Lines containing the word "Кемеровской" are to be located and copied.

Begin INPUT MATERIAL

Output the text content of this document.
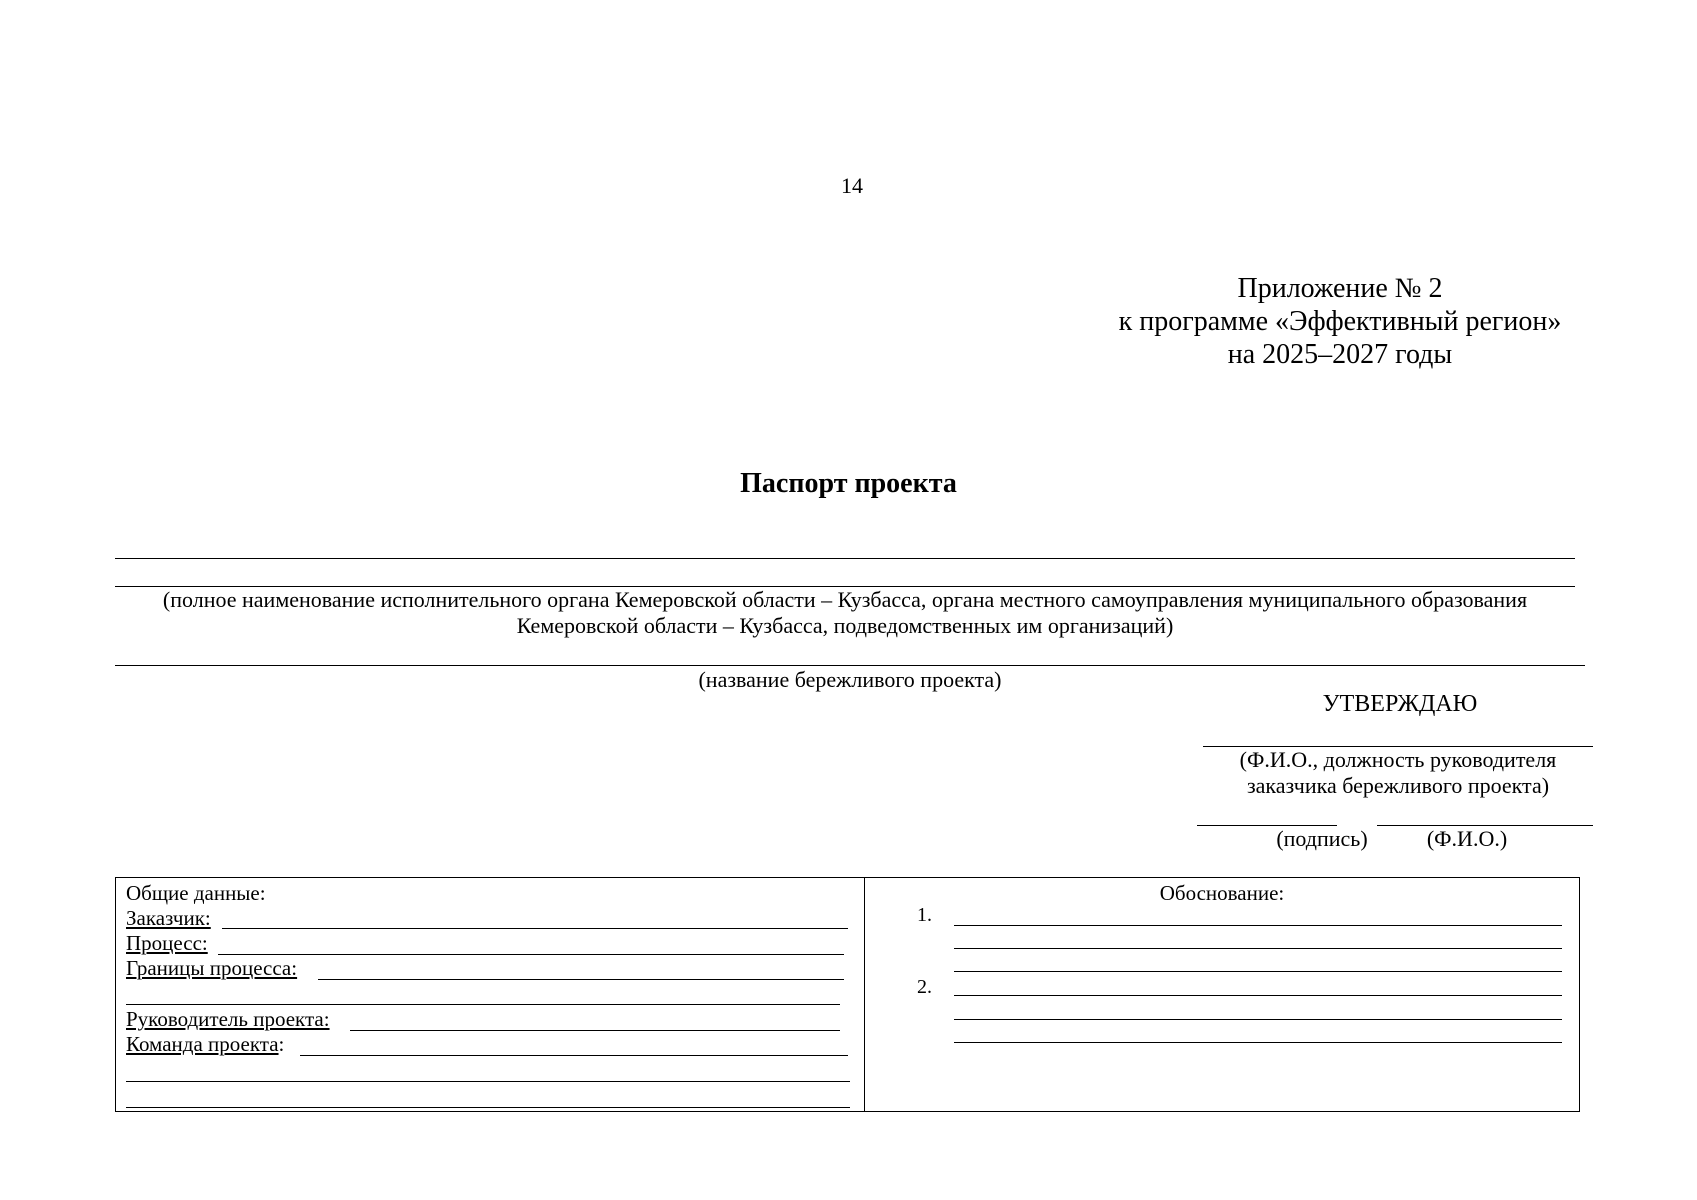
14
Приложение № 2
к программе «Эффективный регион»
на 2025–2027 годы
Паспорт проекта
(полное наименование исполнительного органа Кемеровской области – Кузбасса, органа местного самоуправления муниципального образования
Кемеровской области – Кузбасса, подведомственных им организаций)
(название бережливого проекта)
УТВЕРЖДАЮ
(Ф.И.О., должность руководителя
заказчика бережливого проекта)
(подпись)	(Ф.И.О.)
Общие данные:
Заказчик:
Процесс:
Границы процесса:
Руководитель проекта:
Команда проекта:
Обоснование:
1.
2.
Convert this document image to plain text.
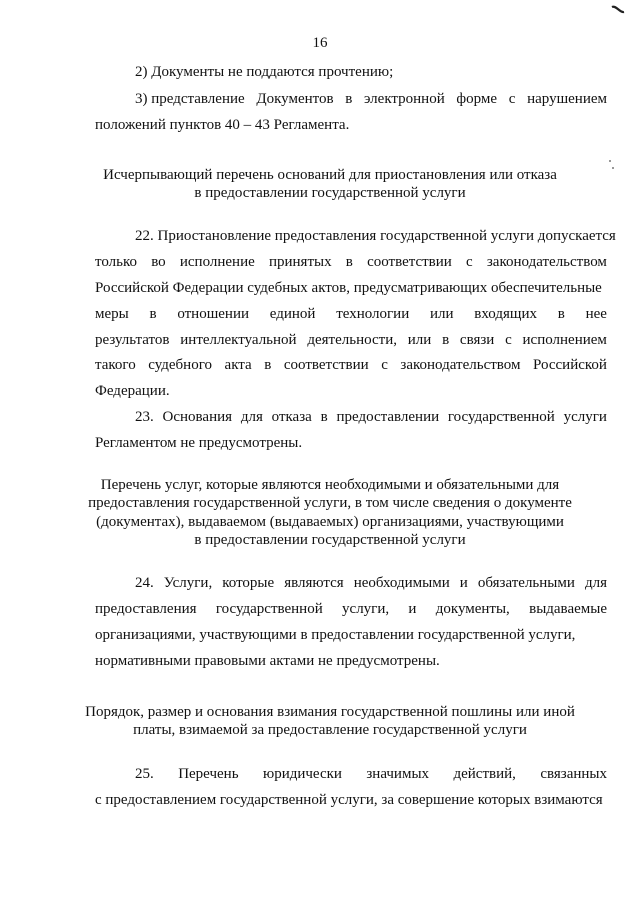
16
2) Документы не поддаются прочтению;
3) представление Документов в электронной форме с нарушением
положений пунктов 40 – 43 Регламента.
Исчерпывающий перечень оснований для приостановления или отказа
в предоставлении государственной услуги
22. Приостановление предоставления государственной услуги допускается
только во исполнение принятых в соответствии с законодательством
Российской Федерации судебных актов, предусматривающих обеспечительные
меры в отношении единой технологии или входящих в нее
результатов интеллектуальной деятельности, или в связи с исполнением
такого судебного акта в соответствии с законодательством Российской
Федерации.
23. Основания для отказа в предоставлении государственной услуги
Регламентом не предусмотрены.
Перечень услуг, которые являются необходимыми и обязательными для
предоставления государственной услуги, в том числе сведения о документе
(документах), выдаваемом (выдаваемых) организациями, участвующими
в предоставлении государственной услуги
24. Услуги, которые являются необходимыми и обязательными для
предоставления государственной услуги, и документы, выдаваемые
организациями, участвующими в предоставлении государственной услуги,
нормативными правовыми актами не предусмотрены.
Порядок, размер и основания взимания государственной пошлины или иной
платы, взимаемой за предоставление государственной услуги
25. Перечень юридически значимых действий, связанных
с предоставлением государственной услуги, за совершение которых взимаются
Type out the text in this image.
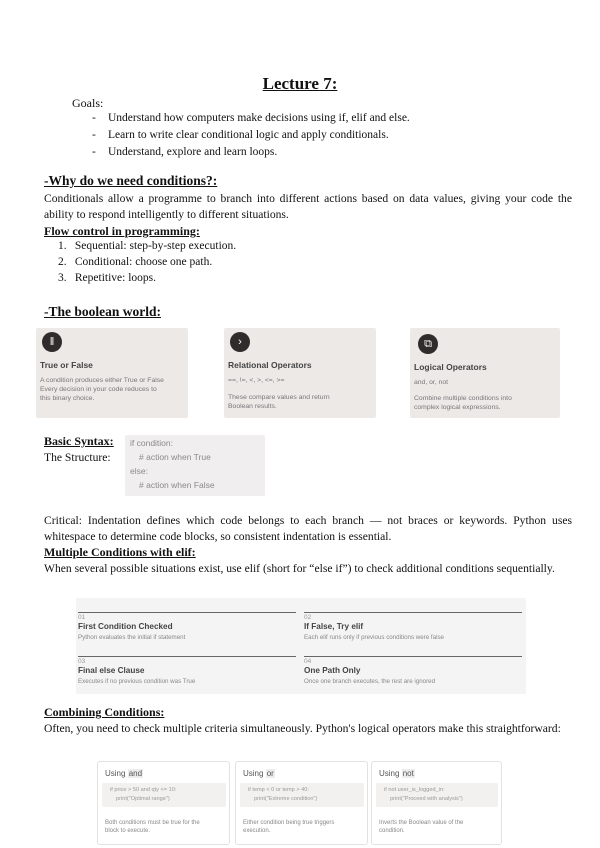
Lecture 7:
Goals:
- Understand how computers make decisions using if, elif and else.
- Learn to write clear conditional logic and apply conditionals.
- Understand, explore and learn loops.
-Why do we need conditions?:
Conditionals allow a programme to branch into different actions based on data values, giving your code the ability to respond intelligently to different situations.
Flow control in programming:
1. Sequential: step-by-step execution.
2. Conditional: choose one path.
3. Repetitive: loops.
-The boolean world:
ǁ
True or False
A condition produces either True or False
Every decision in your code reduces to
this binary choice.
›
Relational Operators
==, !=, <, >, <=, >=
These compare values and return
Boolean results.
⧉
Logical Operators
and, or, not
Combine multiple conditions into
complex logical expressions.
Basic Syntax:
The Structure:
if condition:
# action when True
else:
# action when False
Critical: Indentation defines which code belongs to each branch — not braces or keywords. Python uses whitespace to determine code blocks, so consistent indentation is essential.
Multiple Conditions with elif:
When several possible situations exist, use elif (short for “else if”) to check additional conditions sequentially.
01
First Condition Checked
Python evaluates the initial if statement
02
If False, Try elif
Each elif runs only if previous conditions were false
03
Final else Clause
Executes if no previous condition was True
04
One Path Only
Once one branch executes, the rest are ignored
Combining Conditions:
Often, you need to check multiple criteria simultaneously. Python's logical operators make this straightforward:
Using and
if price > 50 and qty <= 10:
print("Optimal range")
Both conditions must be true for the
block to execute.
Using or
if temp < 0 or temp > 40:
print("Extreme condition")
Either condition being true triggers
execution.
Using not
if not user_is_logged_in:
print("Proceed with analysis")
Inverts the Boolean value of the
condition.
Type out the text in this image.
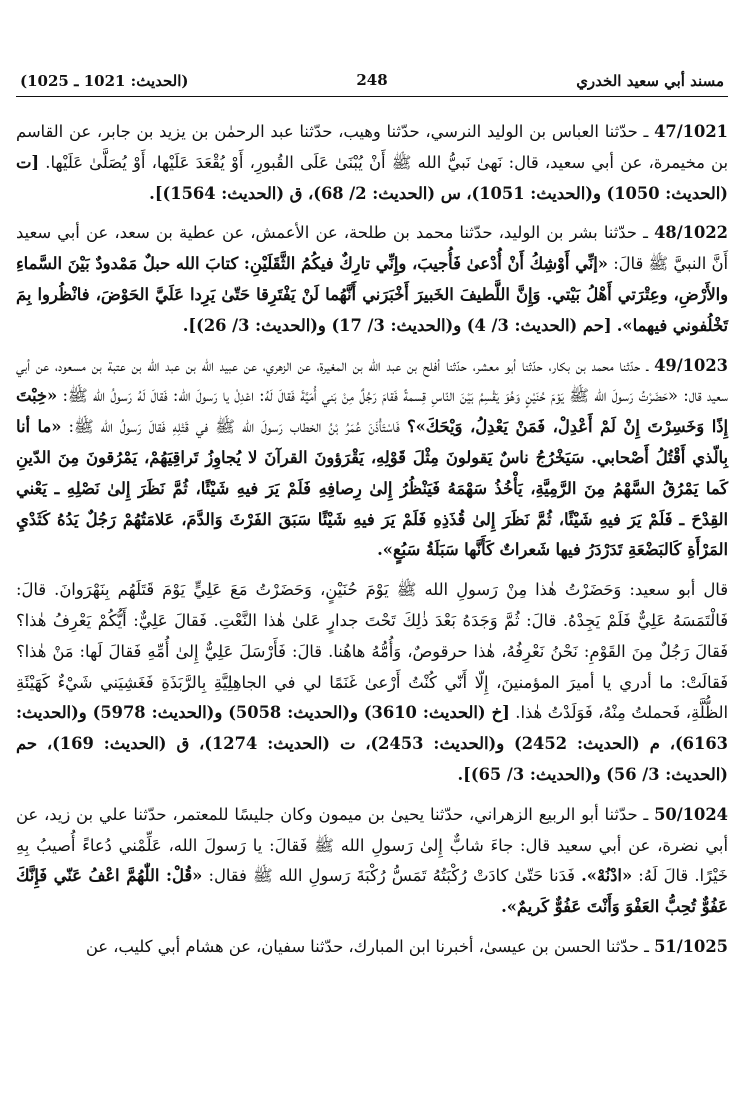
مسند أبي سعيد الخدري
248
(الحديث: 1021 ـ 1025)

47/1021 ـ حدّثنا العباس بن الوليد النرسي، حدّثنا وهيب، حدّثنا عبد الرحمٰن بن يزيد بن جابر، عن القاسم بن مخيمرة، عن أبي سعيد، قال: نَهىٰ نَبيُّ الله ﷺ أَنْ يُبْنَىٰ عَلَى القُبورِ، أَوْ يُقْعَدَ عَلَيْها، أَوْ يُصَلَّىٰ عَلَيْها. [ت (الحديث: 1050) و(الحديث: 1051)، س (الحديث: 2/ 68)، ق (الحديث: 1564)].

48/1022 ـ حدّثنا بشر بن الوليد، حدّثنا محمد بن طلحة، عن الأعمش، عن عطية بن سعد، عن أبي سعيد أَنَّ النبيَّ ﷺ قالَ: «إنِّي أَوْشِكُ أَنْ أُدْعىٰ فَأُجيبَ، وإِنِّي تارِكٌ فيكُمُ الثَّقَلَيْنِ: كتابَ الله حبلٌ مَمْدودٌ بَيْنَ السَّماءِ والأَرْضِ، وعِتْرَتي أَهْلُ بَيْتي. وَإِنَّ اللَّطيفَ الخَبيرَ أَخْبَرَني أَنَّهُما لَنْ يَفْتَرِقا حَتّىٰ يَرِدا عَلَيَّ الحَوْضَ، فانْظُروا بِمَ تَخْلُفوني فيهما». [حم (الحديث: 3/ 4) و(الحديث: 3/ 17) و(الحديث: 3/ 26)].

49/1023 ـ حدّثنا محمد بن بكار، حدّثنا أبو معشر، حدّثنا أفلح بن عبد الله بن المغيرة، عن الزهري، عن عبيد الله بن عبد الله بن عتبة بن مسعود، عن أبي سعيد قال: «حَضَرْتُ رَسولَ الله ﷺ يَوْمَ حُنَيْنٍ وَهُوَ يَقْسِمُ بَيْنَ النّاسِ قِسمةً فَقامَ رَجُلٌ مِنْ بَني أُمَيَّةَ فَقالَ لَهُ: اعْدِلْ يا رَسولَ الله: فَقالَ لَهُ رَسولُ الله ﷺ: «خِبْتَ إِذًا وَخَسِرْتَ إِنْ لَمْ أَعْدِلْ، فَمَنْ يَعْدِلُ، وَيْحَكَ»؟ فَاسْتَأْذَنَ عُمَرُ بْنُ الخطاب رَسولَ الله ﷺ في قَتْلِهِ فَقالَ رَسولُ الله ﷺ: «ما أنا بِالّذي أَقْتُلُ أَصْحابي. سَيَخْرُجُ ناسٌ يَقولونَ مِثْلَ قَوْلِهِ، يَقْرَؤونَ القرآنَ لا يُجاوِزُ تَراقِيَهُمْ، يَمْرُقونَ مِنَ الدّينِ كَما يَمْرُقُ السَّهْمُ مِنَ الرَّمِيَّةِ، يَأْخُذُ سَهْمَهُ فَيَنْظُرُ إِلىٰ رِصافِهِ فَلَمْ يَرَ فيهِ شَيْئًا، ثُمَّ نَظَرَ إِلىٰ نَصْلِهِ ـ يَعْني القِدْحَ ـ فَلَمْ يَرَ فيهِ شَيْئًا، ثُمَّ نَظَرَ إِلىٰ قُذَذِهِ فَلَمْ يَرَ فيهِ شَيْئًا سَبَقَ الفَرْثَ وَالدَّمَ، عَلامَتُهُمْ رَجُلٌ يَدُهُ كَثَدْيِ المَرْأَةِ كَالبَضْعَةِ تَدَرْدَرُ فيها شَعراتٌ كَأَنَّها سَبَلَةُ سَبُعٍ».

قال أبو سعيد: وَحَضَرْتُ هٰذا مِنْ رَسولِ الله ﷺ يَوْمَ حُنَيْنٍ، وَحَضَرْتُ مَعَ عَلِيٍّ يَوْمَ قَتَلَهُم بِنَهْرَوانَ. قالَ: فَالْتَمَسَهُ عَلِيٌّ فَلَمْ يَجِدْهُ. قالَ: ثُمَّ وَجَدَهُ بَعْدَ ذٰلِكَ تَحْتَ جدارٍ عَلىٰ هٰذا النَّعْتِ. فَقالَ عَلِيٌّ: أَيُّكُمْ يَعْرِفُ هٰذا؟ فَقالَ رَجُلٌ مِنَ القَوْمِ: نَحْنُ نَعْرِفُهُ، هٰذا حرقوصٌ، وَأُمُّهُ هاهُنا. قالَ: فَأَرْسَلَ عَلِيٌّ إِلىٰ أُمِّهِ فَقالَ لَها: مَنْ هٰذا؟ فَقالَتْ: ما أدري يا أميرَ المؤمنينَ، إِلّا أَنّي كُنْتُ أَرْعىٰ غَنَمًا لي في الجاهِلِيَّةِ بِالرَّبَذَةِ فَغَشِيَني شَيْءٌ كَهَيْئَةِ الظُّلَّةِ، فَحملتُ مِنْهُ، فَوَلَدْتُ هٰذا. [خ (الحديث: 3610) و(الحديث: 5058) و(الحديث: 5978) و(الحديث: 6163)، م (الحديث: 2452) و(الحديث: 2453)، ت (الحديث: 1274)، ق (الحديث: 169)، حم (الحديث: 3/ 56) و(الحديث: 3/ 65)].

50/1024 ـ حدّثنا أبو الربيع الزهراني، حدّثنا يحيىٰ بن ميمون وكان جليسًا للمعتمر، حدّثنا علي بن زيد، عن أبي نضرة، عن أبي سعيد قال: جاءَ شابٌّ إِلىٰ رَسولِ الله ﷺ فَقالَ: يا رَسولَ الله، عَلِّمْني دُعاءً أُصيبُ بِهِ خَيْرًا. قالَ لَهُ: «ادْنُهْ». فَدَنا حَتّىٰ كادَتْ رُكْبَتُهُ تَمَسُّ رُكْبَةَ رَسولِ الله ﷺ فقال: «قُلْ: اللّٰهُمَّ اعْفُ عَنّي فَإِنَّكَ عَفُوٌّ تُحِبُّ العَفْوَ وَأَنْتَ عَفُوٌّ كَريمٌ».

51/1025 ـ حدّثنا الحسن بن عيسىٰ، أخبرنا ابن المبارك، حدّثنا سفيان، عن هشام أبي كليب، عن
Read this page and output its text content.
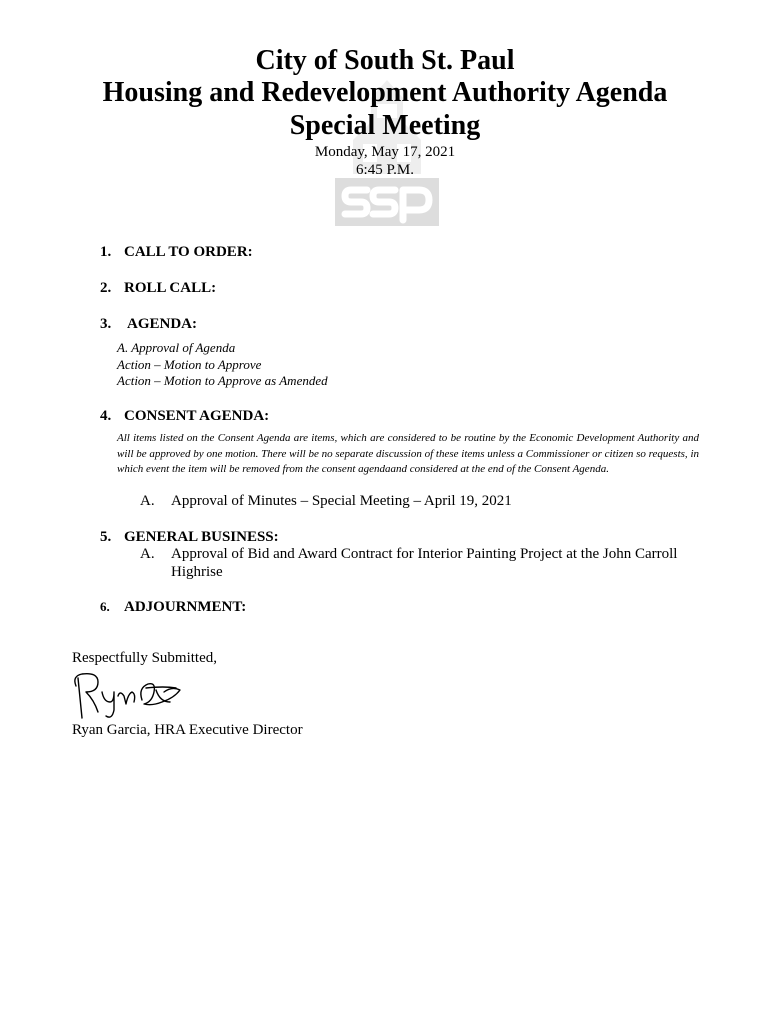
City of South St. Paul
Housing and Redevelopment Authority Agenda
Special Meeting
Monday, May 17, 2021
6:45 P.M.
1. CALL TO ORDER:
2. ROLL CALL:
3. AGENDA:
A. Approval of Agenda
Action – Motion to Approve
Action – Motion to Approve as Amended
4. CONSENT AGENDA:
All items listed on the Consent Agenda are items, which are considered to be routine by the Economic Development Authority and will be approved by one motion. There will be no separate discussion of these items unless a Commissioner or citizen so requests, in which event the item will be removed from the consent agendaand considered at the end of the Consent Agenda.
A. Approval of Minutes – Special Meeting – April 19, 2021
5. GENERAL BUSINESS:
A. Approval of Bid and Award Contract for Interior Painting Project at the John Carroll
Highrise
6. ADJOURNMENT:
Respectfully Submitted,
Ryan Garcia, HRA Executive Director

End INPUT MATERIAL

_SOLVED EXERCISE_
(полное наименование исполнительного органа Кемеровской области – Кузбасса, органа местного самоуправления муниципального образования
Кемеровской области – Кузбасса, подведомственных им организаций)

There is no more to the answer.